The problem with the media storm swirling around the DP World sale is that it belittles an Arab ally without making us safer, and some of the alarmist claims that have been made may desensitize Americans to far more important issues that we face in the global war on terror.
This may be a Monsoon in a mug. If it is, blame the White House. Notes Rick Moran of Rightwing Nuthouse:
So what’s the problem? The problem is in the atmospherics of this deal.

The problem is with the tone deaf bureaucrats of CFIUS who okayed this deal in the first place. They may have gotten some DoD flunky to vote for it in Committee but not bothering to brief the Secretary of Defense or the Chairman of the Joint Chief of Staff about it only contributes to the notion that they are not taking port security very seriously.

The problem is with the incompetence (or arrogance) of the supposedly vaunted White House political operation in treating this deal like a routine transaction when the involvement of a Middle Eastern country whose toleration and support for the Wahhabi brand of Islam was sure to cause trouble on the Hill. Then there’s also the minor matter involving the UAE being a banking Mecca for terrorism. I find it more than a little ironic that monies we’re pouring into the banking system of that country could be used to plan and carry out attacks against our own country.

The problem was in not recognizing that the deal would give your ravenous and out of control enemies on the left and in the press a great big T-Bone steak of an issue to chew on in the immediate aftermath of the Cheney debacle. These are people who were gnawing on your leg while bodies were still floating in the floodwaters of New Orleans. Just what in God’s name were they thinking?

The problem is that given the lukewarm response of our government to the cartoon jihad, the President’s strongest and most vocal supporters would see this deal as one more nod, one more cave-in to Muslim sensibilities rather than the good business deal it almost certainly is. Taking the base for granted in anything is bad politics. In this case, it demonstrates an ineptness that would be troubling if we weren’t getting used to it by now.

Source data
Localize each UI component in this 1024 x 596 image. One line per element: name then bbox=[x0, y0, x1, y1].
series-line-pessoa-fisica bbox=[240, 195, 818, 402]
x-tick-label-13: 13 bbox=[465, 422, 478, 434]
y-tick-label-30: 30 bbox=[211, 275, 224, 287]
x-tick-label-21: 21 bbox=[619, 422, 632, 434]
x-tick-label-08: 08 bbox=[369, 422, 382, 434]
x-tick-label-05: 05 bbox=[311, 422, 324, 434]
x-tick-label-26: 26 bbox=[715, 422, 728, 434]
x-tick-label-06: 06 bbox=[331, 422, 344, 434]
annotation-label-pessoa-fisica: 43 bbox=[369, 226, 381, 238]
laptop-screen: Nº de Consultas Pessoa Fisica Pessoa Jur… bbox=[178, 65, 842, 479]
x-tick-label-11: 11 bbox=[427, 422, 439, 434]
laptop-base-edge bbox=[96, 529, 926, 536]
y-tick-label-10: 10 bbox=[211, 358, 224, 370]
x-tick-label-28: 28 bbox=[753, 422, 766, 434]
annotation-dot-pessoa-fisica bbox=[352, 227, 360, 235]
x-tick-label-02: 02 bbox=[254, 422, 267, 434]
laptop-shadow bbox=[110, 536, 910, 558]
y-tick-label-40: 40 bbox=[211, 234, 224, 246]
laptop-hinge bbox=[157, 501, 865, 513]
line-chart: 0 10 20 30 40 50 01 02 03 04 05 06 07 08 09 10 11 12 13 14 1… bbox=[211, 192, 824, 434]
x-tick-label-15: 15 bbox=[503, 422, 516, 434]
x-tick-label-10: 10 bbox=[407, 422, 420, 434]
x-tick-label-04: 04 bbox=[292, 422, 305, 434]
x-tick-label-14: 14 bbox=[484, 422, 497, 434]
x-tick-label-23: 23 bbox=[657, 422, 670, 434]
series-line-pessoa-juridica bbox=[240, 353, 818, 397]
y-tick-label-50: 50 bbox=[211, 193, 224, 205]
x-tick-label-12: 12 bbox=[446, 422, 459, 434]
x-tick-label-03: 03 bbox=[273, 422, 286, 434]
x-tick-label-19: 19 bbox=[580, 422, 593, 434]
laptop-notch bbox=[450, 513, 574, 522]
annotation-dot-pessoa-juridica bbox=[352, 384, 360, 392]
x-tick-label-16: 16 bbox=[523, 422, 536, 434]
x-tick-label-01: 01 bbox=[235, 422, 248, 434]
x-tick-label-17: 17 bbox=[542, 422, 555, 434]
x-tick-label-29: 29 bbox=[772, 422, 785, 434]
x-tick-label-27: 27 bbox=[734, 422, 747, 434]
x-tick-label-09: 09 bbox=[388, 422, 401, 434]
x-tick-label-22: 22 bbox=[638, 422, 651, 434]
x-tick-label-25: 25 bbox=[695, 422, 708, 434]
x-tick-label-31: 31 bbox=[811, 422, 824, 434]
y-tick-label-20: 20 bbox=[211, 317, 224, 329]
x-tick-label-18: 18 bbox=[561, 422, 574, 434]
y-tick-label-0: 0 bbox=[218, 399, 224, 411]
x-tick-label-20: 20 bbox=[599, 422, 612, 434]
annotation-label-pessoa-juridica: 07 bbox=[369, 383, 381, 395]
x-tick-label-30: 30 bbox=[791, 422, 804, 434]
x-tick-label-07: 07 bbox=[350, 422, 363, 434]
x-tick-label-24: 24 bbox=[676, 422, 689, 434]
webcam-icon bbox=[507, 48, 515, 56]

Required work
1) Summarize the text about the DP World port sale in two sentences.
2) Write a continuation of the text about the DP World port sale, beginning after its final sentence.

Written responses
1) The media storm over the DP World sale belittles an Arab ally without making the country safer, and the text lays the blame for the controversy on the White House. In a quoted passage, Rick Moran of Rightwing Nuthouse locates the problem in the deal's atmospherics: CFIUS approved it without briefing the Secretary of Defense or the Chairman of the Joint Chiefs, the White House treated it as routine despite the UAE's tolerance of Wahhabism and its role as a banking hub for terrorism, and the President's own supporters would see it as another cave-in to Muslim sensibilities.

2)
Finally, the problem is President Bush. One of the major reasons we went to war in Iraq and have sacrificed so much was based on the idea – a good one – that after 9/11 we couldn’t take the chance that Saddam would make common cause with al Qaeda and supply them with weapons of mass destruction. It wasn’t important how likely that possibility was at the time. The point was that we just couldn’t take the chance.

And now here we are 3 years later and we are taking what I believe is a similar chance that a company owned by a state that has refused to recognize Israel, that acted as a waystation for al Qaeda in the lead-up to 9/11, and despite protestations to the contrary, is run like a Medieval fiefdom with trafficking in white slavery, illegal arms, and drugs some of its more unseemly activities. It is “stable” only as long as Sheik Mohammed bin Rashid al Maktoum – “Sheik Mo” as he is called by his subjects – can keep the lid on the resentments of the hundreds of thousands of foreign workers who live in virtual slavery and who do the scut work that the natives and western contractors don’t feel like doing.
The Administration should never have let the story get ahead of them like this. Are they really so out of touch that they couldn't predict the reaction many would have to this proposal? If so, then they need to get some solid perspective from outside of the Beltway.

Now President Bush faces a policy conundrum. Does he continue to dig in and support a policy decision he says benefits the US in the GWOT, even as it costs him politically? Or does he back down and right his party's ship, even if it sets the US back in the war against islamofascists? He didn't need to be in this catch-22. Somebody in the Administration better start minding the store.